[Figure dataset records]
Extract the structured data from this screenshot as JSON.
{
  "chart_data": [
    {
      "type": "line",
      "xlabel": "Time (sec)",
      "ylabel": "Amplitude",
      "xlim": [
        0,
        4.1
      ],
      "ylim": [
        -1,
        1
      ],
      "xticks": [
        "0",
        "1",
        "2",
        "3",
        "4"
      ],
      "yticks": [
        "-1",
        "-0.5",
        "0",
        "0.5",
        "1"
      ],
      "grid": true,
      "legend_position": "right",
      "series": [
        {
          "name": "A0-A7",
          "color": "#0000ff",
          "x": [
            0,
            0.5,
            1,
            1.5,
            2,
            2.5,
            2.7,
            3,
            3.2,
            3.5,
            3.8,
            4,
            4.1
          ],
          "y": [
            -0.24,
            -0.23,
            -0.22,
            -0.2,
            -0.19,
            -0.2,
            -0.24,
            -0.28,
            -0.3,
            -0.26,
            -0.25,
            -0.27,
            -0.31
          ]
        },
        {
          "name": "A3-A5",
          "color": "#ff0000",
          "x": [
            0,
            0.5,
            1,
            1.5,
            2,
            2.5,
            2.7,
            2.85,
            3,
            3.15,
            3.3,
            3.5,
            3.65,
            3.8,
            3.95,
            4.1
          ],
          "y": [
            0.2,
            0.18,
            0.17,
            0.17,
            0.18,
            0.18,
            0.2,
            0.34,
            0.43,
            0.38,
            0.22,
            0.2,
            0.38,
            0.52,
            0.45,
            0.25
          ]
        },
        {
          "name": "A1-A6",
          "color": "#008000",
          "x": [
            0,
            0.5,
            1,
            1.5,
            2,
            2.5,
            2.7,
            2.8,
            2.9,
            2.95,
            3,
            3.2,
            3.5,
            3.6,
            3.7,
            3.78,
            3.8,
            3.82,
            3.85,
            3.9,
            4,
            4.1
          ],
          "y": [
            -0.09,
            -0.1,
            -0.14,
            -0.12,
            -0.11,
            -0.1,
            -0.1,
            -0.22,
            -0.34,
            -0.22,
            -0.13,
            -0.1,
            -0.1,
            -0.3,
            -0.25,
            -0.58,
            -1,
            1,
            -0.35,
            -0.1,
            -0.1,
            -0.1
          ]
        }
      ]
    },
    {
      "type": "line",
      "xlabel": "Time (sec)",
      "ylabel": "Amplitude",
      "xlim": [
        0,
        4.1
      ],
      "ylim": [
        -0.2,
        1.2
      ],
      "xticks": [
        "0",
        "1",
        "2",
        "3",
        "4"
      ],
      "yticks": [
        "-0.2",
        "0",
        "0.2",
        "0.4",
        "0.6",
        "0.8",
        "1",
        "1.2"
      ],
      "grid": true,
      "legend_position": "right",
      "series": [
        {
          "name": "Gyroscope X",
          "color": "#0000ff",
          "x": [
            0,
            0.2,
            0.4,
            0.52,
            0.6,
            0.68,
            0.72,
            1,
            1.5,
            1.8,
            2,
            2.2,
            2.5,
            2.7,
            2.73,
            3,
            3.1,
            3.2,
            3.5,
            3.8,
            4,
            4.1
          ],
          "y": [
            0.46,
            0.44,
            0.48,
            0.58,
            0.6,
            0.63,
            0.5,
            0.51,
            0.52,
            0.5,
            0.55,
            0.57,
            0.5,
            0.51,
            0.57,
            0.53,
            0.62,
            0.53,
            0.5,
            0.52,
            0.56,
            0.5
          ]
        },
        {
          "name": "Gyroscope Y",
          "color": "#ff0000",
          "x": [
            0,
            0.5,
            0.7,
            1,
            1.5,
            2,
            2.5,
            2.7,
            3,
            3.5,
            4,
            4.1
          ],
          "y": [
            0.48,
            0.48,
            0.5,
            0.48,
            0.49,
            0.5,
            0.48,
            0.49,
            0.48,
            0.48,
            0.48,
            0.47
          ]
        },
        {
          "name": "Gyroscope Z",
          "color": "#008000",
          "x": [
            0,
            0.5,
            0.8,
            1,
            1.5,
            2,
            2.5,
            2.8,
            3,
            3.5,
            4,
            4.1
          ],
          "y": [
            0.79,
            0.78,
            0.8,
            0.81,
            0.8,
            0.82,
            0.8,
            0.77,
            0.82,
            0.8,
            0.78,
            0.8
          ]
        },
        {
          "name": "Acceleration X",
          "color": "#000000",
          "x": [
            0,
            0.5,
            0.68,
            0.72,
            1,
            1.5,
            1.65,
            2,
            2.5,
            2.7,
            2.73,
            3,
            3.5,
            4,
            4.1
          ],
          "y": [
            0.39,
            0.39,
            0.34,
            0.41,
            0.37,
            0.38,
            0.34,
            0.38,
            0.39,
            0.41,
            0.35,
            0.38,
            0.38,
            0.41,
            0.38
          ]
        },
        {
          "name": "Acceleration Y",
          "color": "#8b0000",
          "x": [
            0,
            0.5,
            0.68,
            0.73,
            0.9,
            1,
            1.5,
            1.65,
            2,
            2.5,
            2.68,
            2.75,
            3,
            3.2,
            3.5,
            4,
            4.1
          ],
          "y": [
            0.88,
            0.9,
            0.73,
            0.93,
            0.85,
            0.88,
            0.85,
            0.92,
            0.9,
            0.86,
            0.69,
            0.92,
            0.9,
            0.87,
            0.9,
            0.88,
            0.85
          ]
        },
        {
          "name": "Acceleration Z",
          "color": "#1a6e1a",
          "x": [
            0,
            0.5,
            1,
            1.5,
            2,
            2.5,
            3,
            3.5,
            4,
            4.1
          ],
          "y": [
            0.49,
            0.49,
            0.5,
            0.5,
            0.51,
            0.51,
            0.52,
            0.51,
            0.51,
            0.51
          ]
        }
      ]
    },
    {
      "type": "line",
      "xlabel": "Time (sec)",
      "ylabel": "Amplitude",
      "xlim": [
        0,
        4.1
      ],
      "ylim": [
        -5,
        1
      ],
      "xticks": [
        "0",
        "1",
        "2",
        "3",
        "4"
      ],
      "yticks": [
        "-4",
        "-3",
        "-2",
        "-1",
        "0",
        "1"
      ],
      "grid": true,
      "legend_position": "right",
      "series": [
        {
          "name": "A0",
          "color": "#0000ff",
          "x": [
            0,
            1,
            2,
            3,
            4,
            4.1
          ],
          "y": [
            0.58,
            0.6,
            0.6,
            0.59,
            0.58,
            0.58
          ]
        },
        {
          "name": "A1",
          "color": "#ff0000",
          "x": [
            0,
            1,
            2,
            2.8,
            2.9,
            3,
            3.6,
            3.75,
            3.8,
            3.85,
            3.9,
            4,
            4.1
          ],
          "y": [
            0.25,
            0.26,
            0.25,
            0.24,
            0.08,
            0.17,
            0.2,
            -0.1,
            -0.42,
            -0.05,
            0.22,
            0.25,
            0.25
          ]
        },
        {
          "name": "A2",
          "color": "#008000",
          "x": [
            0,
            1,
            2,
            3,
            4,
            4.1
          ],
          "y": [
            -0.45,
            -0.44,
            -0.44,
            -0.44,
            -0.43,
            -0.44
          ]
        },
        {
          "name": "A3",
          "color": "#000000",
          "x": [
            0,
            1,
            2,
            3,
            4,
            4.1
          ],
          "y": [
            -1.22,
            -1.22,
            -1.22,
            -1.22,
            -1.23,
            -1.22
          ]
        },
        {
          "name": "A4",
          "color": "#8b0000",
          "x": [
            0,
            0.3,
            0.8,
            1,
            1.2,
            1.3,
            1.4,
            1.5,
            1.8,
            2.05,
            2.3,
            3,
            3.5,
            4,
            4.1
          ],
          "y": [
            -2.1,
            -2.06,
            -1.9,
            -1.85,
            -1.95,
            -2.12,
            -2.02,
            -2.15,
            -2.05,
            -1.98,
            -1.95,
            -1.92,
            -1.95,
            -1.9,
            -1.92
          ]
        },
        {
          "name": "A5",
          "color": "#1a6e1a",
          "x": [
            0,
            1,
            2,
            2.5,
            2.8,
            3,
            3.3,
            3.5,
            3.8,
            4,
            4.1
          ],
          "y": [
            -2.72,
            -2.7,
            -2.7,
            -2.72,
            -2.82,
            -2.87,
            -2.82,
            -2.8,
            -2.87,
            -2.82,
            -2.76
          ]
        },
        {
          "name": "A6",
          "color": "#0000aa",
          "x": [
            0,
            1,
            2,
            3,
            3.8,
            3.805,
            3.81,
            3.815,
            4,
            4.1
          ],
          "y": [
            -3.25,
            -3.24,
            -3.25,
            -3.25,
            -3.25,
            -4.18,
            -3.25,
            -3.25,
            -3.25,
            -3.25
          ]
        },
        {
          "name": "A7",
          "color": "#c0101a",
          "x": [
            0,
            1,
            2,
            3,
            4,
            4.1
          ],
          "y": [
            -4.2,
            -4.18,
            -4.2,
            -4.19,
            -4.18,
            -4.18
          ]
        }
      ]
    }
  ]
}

» **What is required**: Determine how many lines in the listing above hold the string "Acceleration", then write only the number.

» **Task answer**: 3